■ OBJECTIVE: Write out the whole of the material exactly.

Part of a data file
-.-.-

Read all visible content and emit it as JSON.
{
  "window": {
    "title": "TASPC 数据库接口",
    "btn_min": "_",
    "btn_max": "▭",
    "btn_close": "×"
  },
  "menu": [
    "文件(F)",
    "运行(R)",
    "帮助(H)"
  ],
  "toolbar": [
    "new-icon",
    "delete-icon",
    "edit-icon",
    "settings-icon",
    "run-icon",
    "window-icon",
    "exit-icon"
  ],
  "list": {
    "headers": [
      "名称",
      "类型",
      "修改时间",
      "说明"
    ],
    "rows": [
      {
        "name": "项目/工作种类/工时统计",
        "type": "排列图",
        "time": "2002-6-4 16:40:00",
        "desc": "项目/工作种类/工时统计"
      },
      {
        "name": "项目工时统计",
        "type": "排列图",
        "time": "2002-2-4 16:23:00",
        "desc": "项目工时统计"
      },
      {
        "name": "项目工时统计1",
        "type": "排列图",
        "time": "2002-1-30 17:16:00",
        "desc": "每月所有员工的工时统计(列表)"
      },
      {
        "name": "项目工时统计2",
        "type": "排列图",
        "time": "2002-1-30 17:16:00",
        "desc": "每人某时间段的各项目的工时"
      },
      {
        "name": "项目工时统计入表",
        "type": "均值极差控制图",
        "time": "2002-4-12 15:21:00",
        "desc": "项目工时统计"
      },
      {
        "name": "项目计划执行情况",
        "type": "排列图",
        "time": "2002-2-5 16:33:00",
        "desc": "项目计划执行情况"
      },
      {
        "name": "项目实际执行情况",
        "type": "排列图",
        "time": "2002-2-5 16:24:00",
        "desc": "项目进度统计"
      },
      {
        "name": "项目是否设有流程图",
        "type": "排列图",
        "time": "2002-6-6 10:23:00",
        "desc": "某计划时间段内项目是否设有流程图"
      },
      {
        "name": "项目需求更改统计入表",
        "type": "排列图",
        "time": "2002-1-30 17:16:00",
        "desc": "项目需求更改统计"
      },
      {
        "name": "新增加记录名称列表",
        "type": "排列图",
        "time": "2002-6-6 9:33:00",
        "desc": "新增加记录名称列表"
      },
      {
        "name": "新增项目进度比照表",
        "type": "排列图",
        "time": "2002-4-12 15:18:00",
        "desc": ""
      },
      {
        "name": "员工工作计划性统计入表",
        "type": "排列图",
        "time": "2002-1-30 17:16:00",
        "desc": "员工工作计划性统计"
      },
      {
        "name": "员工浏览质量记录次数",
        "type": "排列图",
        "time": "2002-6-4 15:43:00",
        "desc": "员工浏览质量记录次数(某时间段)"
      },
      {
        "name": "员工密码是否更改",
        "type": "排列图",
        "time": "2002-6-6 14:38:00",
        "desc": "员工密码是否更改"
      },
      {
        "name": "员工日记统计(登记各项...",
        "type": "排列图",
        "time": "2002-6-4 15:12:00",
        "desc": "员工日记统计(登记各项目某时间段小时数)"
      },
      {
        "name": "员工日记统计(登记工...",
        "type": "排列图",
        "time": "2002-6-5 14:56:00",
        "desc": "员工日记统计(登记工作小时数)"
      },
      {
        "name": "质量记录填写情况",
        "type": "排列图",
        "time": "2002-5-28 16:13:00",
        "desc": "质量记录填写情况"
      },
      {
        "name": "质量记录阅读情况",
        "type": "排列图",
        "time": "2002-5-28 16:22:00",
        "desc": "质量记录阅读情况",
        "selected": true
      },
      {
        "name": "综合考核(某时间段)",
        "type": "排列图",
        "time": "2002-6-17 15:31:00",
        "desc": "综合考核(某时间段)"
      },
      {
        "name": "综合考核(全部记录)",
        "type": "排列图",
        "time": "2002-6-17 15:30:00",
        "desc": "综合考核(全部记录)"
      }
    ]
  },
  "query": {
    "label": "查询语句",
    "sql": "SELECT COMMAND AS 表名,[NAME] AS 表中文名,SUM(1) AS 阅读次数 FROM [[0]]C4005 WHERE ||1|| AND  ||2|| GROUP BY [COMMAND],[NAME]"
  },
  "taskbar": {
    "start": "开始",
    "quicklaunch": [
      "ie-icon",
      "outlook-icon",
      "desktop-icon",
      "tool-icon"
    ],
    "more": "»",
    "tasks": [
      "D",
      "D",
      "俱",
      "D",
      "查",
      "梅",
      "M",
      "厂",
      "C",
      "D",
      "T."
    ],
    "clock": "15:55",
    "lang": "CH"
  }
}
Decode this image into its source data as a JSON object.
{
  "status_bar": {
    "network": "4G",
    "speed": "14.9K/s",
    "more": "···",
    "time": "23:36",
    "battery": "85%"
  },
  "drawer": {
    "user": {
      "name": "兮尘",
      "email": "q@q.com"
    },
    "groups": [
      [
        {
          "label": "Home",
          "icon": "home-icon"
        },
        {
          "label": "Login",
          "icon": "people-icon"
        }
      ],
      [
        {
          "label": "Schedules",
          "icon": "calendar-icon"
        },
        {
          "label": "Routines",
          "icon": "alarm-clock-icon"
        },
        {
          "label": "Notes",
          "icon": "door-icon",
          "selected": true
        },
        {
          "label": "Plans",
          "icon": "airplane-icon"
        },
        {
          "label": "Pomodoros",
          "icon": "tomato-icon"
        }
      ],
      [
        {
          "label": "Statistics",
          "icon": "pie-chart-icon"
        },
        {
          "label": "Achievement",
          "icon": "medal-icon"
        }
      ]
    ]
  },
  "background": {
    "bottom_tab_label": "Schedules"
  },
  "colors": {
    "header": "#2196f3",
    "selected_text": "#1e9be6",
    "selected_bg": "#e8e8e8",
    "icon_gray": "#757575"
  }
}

-.-.-

■ WORKED ANSWER:
Read all visible content and emit it as JSON.
{
  "window": {
    "title": "TASPC 数据库接口",
    "btn_min": "_",
    "btn_max": "▭",
    "btn_close": "×"
  },
  "menu": [
    "文件(F)",
    "运行(R)",
    "帮助(H)"
  ],
  "toolbar": [
    "new-icon",
    "delete-icon",
    "edit-icon",
    "settings-icon",
    "run-icon",
    "window-icon",
    "exit-icon"
  ],
  "list": {
    "headers": [
      "名称",
      "类型",
      "修改时间",
      "说明"
    ],
    "rows": [
      {
        "name": "项目/工作种类/工时统计",
        "type": "排列图",
        "time": "2002-6-4 16:40:00",
        "desc": "项目/工作种类/工时统计"
      },
      {
        "name": "项目工时统计",
        "type": "排列图",
        "time": "2002-2-4 16:23:00",
        "desc": "项目工时统计"
      },
      {
        "name": "项目工时统计1",
        "type": "排列图",
        "time": "2002-1-30 17:16:00",
        "desc": "每月所有员工的工时统计(列表)"
      },
      {
        "name": "项目工时统计2",
        "type": "排列图",
        "time": "2002-1-30 17:16:00",
        "desc": "每人某时间段的各项目的工时"
      },
      {
        "name": "项目工时统计入表",
        "type": "均值极差控制图",
        "time": "2002-4-12 15:21:00",
        "desc": "项目工时统计"
      },
      {
        "name": "项目计划执行情况",
        "type": "排列图",
        "time": "2002-2-5 16:33:00",
        "desc": "项目计划执行情况"
      },
      {
        "name": "项目实际执行情况",
        "type": "排列图",
        "time": "2002-2-5 16:24:00",
        "desc": "项目进度统计"
      },
      {
        "name": "项目是否设有流程图",
        "type": "排列图",
        "time": "2002-6-6 10:23:00",
        "desc": "某计划时间段内项目是否设有流程图"
      },
      {
        "name": "项目需求更改统计入表",
        "type": "排列图",
        "time": "2002-1-30 17:16:00",
        "desc": "项目需求更改统计"
      },
      {
        "name": "新增加记录名称列表",
        "type": "排列图",
        "time": "2002-6-6 9:33:00",
        "desc": "新增加记录名称列表"
      },
      {
        "name": "新增项目进度比照表",
        "type": "排列图",
        "time": "2002-4-12 15:18:00",
        "desc": ""
      },
      {
        "name": "员工工作计划性统计入表",
        "type": "排列图",
        "time": "2002-1-30 17:16:00",
        "desc": "员工工作计划性统计"
      },
      {
        "name": "员工浏览质量记录次数",
        "type": "排列图",
        "time": "2002-6-4 15:43:00",
        "desc": "员工浏览质量记录次数(某时间段)"
      },
      {
        "name": "员工密码是否更改",
        "type": "排列图",
        "time": "2002-6-6 14:38:00",
        "desc": "员工密码是否更改"
      },
      {
        "name": "员工日记统计(登记各项...",
        "type": "排列图",
        "time": "2002-6-4 15:12:00",
        "desc": "员工日记统计(登记各项目某时间段小时数)"
      },
      {
        "name": "员工日记统计(登记工...",
        "type": "排列图",
        "time": "2002-6-5 14:56:00",
        "desc": "员工日记统计(登记工作小时数)"
      },
      {
        "name": "质量记录填写情况",
        "type": "排列图",
        "time": "2002-5-28 16:13:00",
        "desc": "质量记录填写情况"
      },
      {
        "name": "质量记录阅读情况",
        "type": "排列图",
        "time": "2002-5-28 16:22:00",
        "desc": "质量记录阅读情况",
        "selected": true
      },
      {
        "name": "综合考核(某时间段)",
        "type": "排列图",
        "time": "2002-6-17 15:31:00",
        "desc": "综合考核(某时间段)"
      },
      {
        "name": "综合考核(全部记录)",
        "type": "排列图",
        "time": "2002-6-17 15:30:00",
        "desc": "综合考核(全部记录)"
      }
    ]
  },
  "query": {
    "label": "查询语句",
    "sql": "SELECT COMMAND AS 表名,[NAME] AS 表中文名,SUM(1) AS 阅读次数 FROM [[0]]C4005 WHERE ||1|| AND  ||2|| GROUP BY [COMMAND],[NAME]"
  },
  "taskbar": {
    "start": "开始",
    "quicklaunch": [
      "ie-icon",
      "outlook-icon",
      "desktop-icon",
      "tool-icon"
    ],
    "more": "»",
    "tasks": [
      "D",
      "D",
      "俱",
      "D",
      "查",
      "梅",
      "M",
      "厂",
      "C",
      "D",
      "T."
    ],
    "clock": "15:55",
    "lang": "CH"
  }
}
Decode this image into its source data as a JSON object.
{
  "status_bar": {
    "network": "4G",
    "speed": "14.9K/s",
    "more": "···",
    "time": "23:36",
    "battery": "85%"
  },
  "drawer": {
    "user": {
      "name": "兮尘",
      "email": "q@q.com"
    },
    "groups": [
      [
        {
          "label": "Home",
          "icon": "home-icon"
        },
        {
          "label": "Login",
          "icon": "people-icon"
        }
      ],
      [
        {
          "label": "Schedules",
          "icon": "calendar-icon"
        },
        {
          "label": "Routines",
          "icon": "alarm-clock-icon"
        },
        {
          "label": "Notes",
          "icon": "door-icon",
          "selected": true
        },
        {
          "label": "Plans",
          "icon": "airplane-icon"
        },
        {
          "label": "Pomodoros",
          "icon": "tomato-icon"
        }
      ],
      [
        {
          "label": "Statistics",
          "icon": "pie-chart-icon"
        },
        {
          "label": "Achievement",
          "icon": "medal-icon"
        }
      ]
    ]
  },
  "background": {
    "bottom_tab_label": "Schedules"
  },
  "colors": {
    "header": "#2196f3",
    "selected_text": "#1e9be6",
    "selected_bg": "#e8e8e8",
    "icon_gray": "#757575"
  }
}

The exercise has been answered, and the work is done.